→ GIVEN TASK: Give the listing again in full, exactly as written.

[Lines of data]
****************************************
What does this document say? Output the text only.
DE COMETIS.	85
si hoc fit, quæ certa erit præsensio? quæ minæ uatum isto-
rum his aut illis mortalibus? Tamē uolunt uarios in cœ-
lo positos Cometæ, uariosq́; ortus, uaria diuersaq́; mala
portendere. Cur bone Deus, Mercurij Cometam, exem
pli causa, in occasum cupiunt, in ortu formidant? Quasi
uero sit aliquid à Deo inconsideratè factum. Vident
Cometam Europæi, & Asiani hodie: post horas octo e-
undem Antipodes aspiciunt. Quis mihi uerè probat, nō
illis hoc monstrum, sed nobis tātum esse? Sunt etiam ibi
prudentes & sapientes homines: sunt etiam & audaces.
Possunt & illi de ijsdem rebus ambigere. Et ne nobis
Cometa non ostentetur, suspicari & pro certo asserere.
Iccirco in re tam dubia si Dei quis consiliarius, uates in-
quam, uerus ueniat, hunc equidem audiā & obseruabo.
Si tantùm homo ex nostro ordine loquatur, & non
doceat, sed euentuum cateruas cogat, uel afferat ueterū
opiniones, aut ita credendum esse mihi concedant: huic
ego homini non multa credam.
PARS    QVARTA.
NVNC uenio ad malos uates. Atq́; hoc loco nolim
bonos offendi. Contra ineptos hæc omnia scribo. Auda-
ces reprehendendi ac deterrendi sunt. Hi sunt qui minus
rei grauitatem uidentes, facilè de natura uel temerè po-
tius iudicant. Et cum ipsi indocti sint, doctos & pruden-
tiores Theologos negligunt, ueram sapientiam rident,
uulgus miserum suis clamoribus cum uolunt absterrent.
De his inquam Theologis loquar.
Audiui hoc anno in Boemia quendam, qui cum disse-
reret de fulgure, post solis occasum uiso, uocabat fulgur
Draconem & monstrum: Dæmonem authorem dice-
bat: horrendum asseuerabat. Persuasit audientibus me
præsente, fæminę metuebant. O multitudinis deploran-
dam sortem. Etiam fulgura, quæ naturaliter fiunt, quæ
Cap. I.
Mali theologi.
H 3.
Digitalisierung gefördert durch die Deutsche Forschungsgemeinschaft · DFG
****************************************
→ RESPONSE:
What does this document say? Output the text only.
DE COMETIS.	85
si hoc fit, quæ certa erit præsensio? quæ minæ uatum isto-
rum his aut illis mortalibus? Tamē uolunt uarios in cœ-
lo positos Cometæ, uariosq́; ortus, uaria diuersaq́; mala
portendere. Cur bone Deus, Mercurij Cometam, exem
pli causa, in occasum cupiunt, in ortu formidant? Quasi
uero sit aliquid à Deo inconsideratè factum. Vident
Cometam Europæi, & Asiani hodie: post horas octo e-
undem Antipodes aspiciunt. Quis mihi uerè probat, nō
illis hoc monstrum, sed nobis tātum esse? Sunt etiam ibi
prudentes & sapientes homines: sunt etiam & audaces.
Possunt & illi de ijsdem rebus ambigere. Et ne nobis
Cometa non ostentetur, suspicari & pro certo asserere.
Iccirco in re tam dubia si Dei quis consiliarius, uates in-
quam, uerus ueniat, hunc equidem audiā & obseruabo.
Si tantùm homo ex nostro ordine loquatur, & non
doceat, sed euentuum cateruas cogat, uel afferat ueterū
opiniones, aut ita credendum esse mihi concedant: huic
ego homini non multa credam.
PARS    QVARTA.
NVNC uenio ad malos uates. Atq́; hoc loco nolim
bonos offendi. Contra ineptos hæc omnia scribo. Auda-
ces reprehendendi ac deterrendi sunt. Hi sunt qui minus
rei grauitatem uidentes, facilè de natura uel temerè po-
tius iudicant. Et cum ipsi indocti sint, doctos & pruden-
tiores Theologos negligunt, ueram sapientiam rident,
uulgus miserum suis clamoribus cum uolunt absterrent.
De his inquam Theologis loquar.
Audiui hoc anno in Boemia quendam, qui cum disse-
reret de fulgure, post solis occasum uiso, uocabat fulgur
Draconem & monstrum: Dæmonem authorem dice-
bat: horrendum asseuerabat. Persuasit audientibus me
præsente, fæminę metuebant. O multitudinis deploran-
dam sortem. Etiam fulgura, quæ naturaliter fiunt, quæ
Cap. I.
Mali theologi.
H 3.
Digitalisierung gefördert durch die Deutsche Forschungsgemeinschaft · DFG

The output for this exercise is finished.